Rows from a dataset:
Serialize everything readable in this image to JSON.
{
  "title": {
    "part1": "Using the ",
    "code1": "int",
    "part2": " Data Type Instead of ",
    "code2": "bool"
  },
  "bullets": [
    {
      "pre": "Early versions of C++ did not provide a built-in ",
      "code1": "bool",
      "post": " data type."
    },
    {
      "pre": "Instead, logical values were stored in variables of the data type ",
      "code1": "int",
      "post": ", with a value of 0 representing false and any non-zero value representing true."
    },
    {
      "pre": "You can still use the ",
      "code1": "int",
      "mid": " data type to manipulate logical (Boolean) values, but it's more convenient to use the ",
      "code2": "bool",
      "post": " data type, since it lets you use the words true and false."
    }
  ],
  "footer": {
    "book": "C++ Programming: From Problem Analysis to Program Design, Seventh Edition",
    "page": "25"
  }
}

• PROBLEM STATEMENT:
Tally the lines of the material above that contain the word "logical" and report the total alone.

• EXPECTED ANSWER:
2